BEREITGESTELLTER AUSZUG

┏━━

Am 19. September 2019 erfolgte aufgrund der TITAN-Studie[7] die FDA-Zulassung von Apalutamid für Patienten mit Androgen-sensitivem, metastasierten Prostatakarzinom.[8] Am 19. März 2019 hat auch die Europäische Kommission Apalutamid für beide Indikationen zugelassen.[4]
Die Leitlinie Prostatakarzinom empfiehlt die Anwendung von Apalutamid beim Prostatakarzinom mit dem höchsten Empfehlungsgrad A in zwei Situationen:
Unter der Einnahme von Apalutamid kam es zu kardiovaskulären Ereignissen, zum Teil mit Todesfolge. In den Zulassungsstudie SPARTAN and TITAN starben 0,5 % mit Apalutamid und 0,2 % ohne an koronaren Herzerkrankungen. In der SPARTAN-Studie wurden unter Apalutamid mehr Knochenbrüche (12 %) beobachtet als ohne (7 %).
Bei der Einnahme können ferner Müdigkeit, Übelkeit, Bauchschmerzen, Durchfall, Hypertonie, Hautausschläge und eine Hypothyreose auftreten. Selten werden Krampfanfälle ausgelöst.[2]
Apalutamid wird von der Firma Janssen-Cilag unter dem Handelsnamen Erleada in zwei unterschiedlichen Packungsgrößen mit Filmtabletten zu je 60 mg Apalutamid vertrieben.[10] Die übliche Tagesdosis beträgt 4 Tabletten pro Tag.[11] Diese Dosierung von 240 mg pro Tag wurde auch in den Zulassungsstudien TITAN[7] und SPARTAN[6] verwendet. Bei Nebenwirkungen dritten Grades wird eine Unterbrechung empfohlen, bis die Nebenwirkungen auf Grad eins abgeklungen sind. Dann sollte mit 180 mg oder 120 mg Tagesdosis fortgesetzt werden.[2]
Die Bioverfügbarkeit beträgt 100 %. Im Mittel ist zwei Stunden nach Einnahme der höchste Plasmaspiegel erreicht. Die Plasmaproteinbindung beträgt 95 %.

┗━━

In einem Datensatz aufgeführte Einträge
┏━━

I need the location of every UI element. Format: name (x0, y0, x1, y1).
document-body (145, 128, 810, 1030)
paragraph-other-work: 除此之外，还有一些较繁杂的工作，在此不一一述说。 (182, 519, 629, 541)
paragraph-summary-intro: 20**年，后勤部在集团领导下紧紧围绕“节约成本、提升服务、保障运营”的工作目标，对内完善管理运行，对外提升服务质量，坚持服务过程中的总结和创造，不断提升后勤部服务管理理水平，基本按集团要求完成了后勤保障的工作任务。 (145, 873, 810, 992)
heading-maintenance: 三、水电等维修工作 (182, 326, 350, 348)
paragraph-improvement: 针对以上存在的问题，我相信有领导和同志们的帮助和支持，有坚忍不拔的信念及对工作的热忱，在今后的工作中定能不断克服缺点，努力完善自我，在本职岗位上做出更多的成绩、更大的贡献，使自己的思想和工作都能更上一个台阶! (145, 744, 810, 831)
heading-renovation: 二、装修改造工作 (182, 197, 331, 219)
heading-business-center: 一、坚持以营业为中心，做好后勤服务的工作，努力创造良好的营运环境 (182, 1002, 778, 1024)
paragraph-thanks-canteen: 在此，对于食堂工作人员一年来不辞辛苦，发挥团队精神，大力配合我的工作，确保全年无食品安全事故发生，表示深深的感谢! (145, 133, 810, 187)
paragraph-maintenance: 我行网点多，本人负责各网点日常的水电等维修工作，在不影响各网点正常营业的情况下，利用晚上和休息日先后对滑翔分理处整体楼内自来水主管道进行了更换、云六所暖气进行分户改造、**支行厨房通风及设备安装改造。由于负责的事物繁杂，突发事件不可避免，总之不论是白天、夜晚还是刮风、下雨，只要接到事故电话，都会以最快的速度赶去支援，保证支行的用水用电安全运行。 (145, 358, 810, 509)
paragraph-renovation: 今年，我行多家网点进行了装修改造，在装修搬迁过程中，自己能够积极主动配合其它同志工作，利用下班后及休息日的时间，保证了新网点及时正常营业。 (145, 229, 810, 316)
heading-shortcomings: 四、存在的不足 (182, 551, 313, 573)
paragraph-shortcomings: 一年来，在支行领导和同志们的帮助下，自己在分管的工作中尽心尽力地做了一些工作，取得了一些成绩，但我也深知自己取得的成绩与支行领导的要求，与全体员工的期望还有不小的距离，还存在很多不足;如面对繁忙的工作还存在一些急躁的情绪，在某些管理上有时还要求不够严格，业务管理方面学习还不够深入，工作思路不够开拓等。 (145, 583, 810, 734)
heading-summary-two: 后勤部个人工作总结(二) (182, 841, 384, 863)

┗━━

ZIEL DER AUFGABE
Schreiben Sie aus dem Text über Apalutamid die Passage wortgetreu ab, die bei den Worten „Am 19. September“ einsetzt und nach „ohne (7 %).“ endet.

ERGEBNIS DER ÜBUNG
Am 19. September 2019 erfolgte aufgrund der TITAN-Studie[7] die FDA-Zulassung von Apalutamid für Patienten mit Androgen-sensitivem, metastasierten Prostatakarzinom.[8] Am 19. März 2019 hat auch die Europäische Kommission Apalutamid für beide Indikationen zugelassen.[4]
Die Leitlinie Prostatakarzinom empfiehlt die Anwendung von Apalutamid beim Prostatakarzinom mit dem höchsten Empfehlungsgrad A in zwei Situationen:
Unter der Einnahme von Apalutamid kam es zu kardiovaskulären Ereignissen, zum Teil mit Todesfolge. In den Zulassungsstudie SPARTAN and TITAN starben 0,5 % mit Apalutamid und 0,2 % ohne an koronaren Herzerkrankungen. In der SPARTAN-Studie wurden unter Apalutamid mehr Knochenbrüche (12 %) beobachtet als ohne (7 %).